◆ Supplied data

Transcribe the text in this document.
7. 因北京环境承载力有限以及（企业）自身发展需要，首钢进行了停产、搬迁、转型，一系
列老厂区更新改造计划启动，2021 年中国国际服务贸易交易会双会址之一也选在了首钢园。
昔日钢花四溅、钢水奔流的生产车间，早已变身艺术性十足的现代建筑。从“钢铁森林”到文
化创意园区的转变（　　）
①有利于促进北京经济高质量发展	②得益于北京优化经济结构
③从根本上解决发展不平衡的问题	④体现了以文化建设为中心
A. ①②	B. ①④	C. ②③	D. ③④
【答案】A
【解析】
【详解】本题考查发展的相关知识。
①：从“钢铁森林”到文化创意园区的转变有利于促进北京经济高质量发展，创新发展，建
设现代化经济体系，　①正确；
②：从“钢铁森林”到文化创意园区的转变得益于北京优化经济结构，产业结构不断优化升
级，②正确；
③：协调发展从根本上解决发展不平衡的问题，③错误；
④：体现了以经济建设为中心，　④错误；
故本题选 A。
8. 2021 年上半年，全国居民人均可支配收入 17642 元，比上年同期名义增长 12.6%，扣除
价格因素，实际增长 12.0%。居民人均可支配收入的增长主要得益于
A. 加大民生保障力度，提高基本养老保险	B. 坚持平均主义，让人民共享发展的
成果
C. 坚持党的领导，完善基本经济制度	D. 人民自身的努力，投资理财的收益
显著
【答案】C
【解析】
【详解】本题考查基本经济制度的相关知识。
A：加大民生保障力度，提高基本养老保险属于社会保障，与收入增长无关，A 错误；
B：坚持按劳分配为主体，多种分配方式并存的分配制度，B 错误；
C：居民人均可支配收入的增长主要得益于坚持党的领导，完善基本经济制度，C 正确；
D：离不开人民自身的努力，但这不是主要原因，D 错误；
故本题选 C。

◆ Your instructions
Reproduce all the data word for word.

◆ Complete response
Transcribe the text in this document.
7. 因北京环境承载力有限以及（企业）自身发展需要，首钢进行了停产、搬迁、转型，一系
列老厂区更新改造计划启动，2021 年中国国际服务贸易交易会双会址之一也选在了首钢园。
昔日钢花四溅、钢水奔流的生产车间，早已变身艺术性十足的现代建筑。从“钢铁森林”到文
化创意园区的转变（　　）
①有利于促进北京经济高质量发展	②得益于北京优化经济结构
③从根本上解决发展不平衡的问题	④体现了以文化建设为中心
A. ①②	B. ①④	C. ②③	D. ③④
【答案】A
【解析】
【详解】本题考查发展的相关知识。
①：从“钢铁森林”到文化创意园区的转变有利于促进北京经济高质量发展，创新发展，建
设现代化经济体系，　①正确；
②：从“钢铁森林”到文化创意园区的转变得益于北京优化经济结构，产业结构不断优化升
级，②正确；
③：协调发展从根本上解决发展不平衡的问题，③错误；
④：体现了以经济建设为中心，　④错误；
故本题选 A。
8. 2021 年上半年，全国居民人均可支配收入 17642 元，比上年同期名义增长 12.6%，扣除
价格因素，实际增长 12.0%。居民人均可支配收入的增长主要得益于
A. 加大民生保障力度，提高基本养老保险	B. 坚持平均主义，让人民共享发展的
成果
C. 坚持党的领导，完善基本经济制度	D. 人民自身的努力，投资理财的收益
显著
【答案】C
【解析】
【详解】本题考查基本经济制度的相关知识。
A：加大民生保障力度，提高基本养老保险属于社会保障，与收入增长无关，A 错误；
B：坚持按劳分配为主体，多种分配方式并存的分配制度，B 错误；
C：居民人均可支配收入的增长主要得益于坚持党的领导，完善基本经济制度，C 正确；
D：离不开人民自身的努力，但这不是主要原因，D 错误；
故本题选 C。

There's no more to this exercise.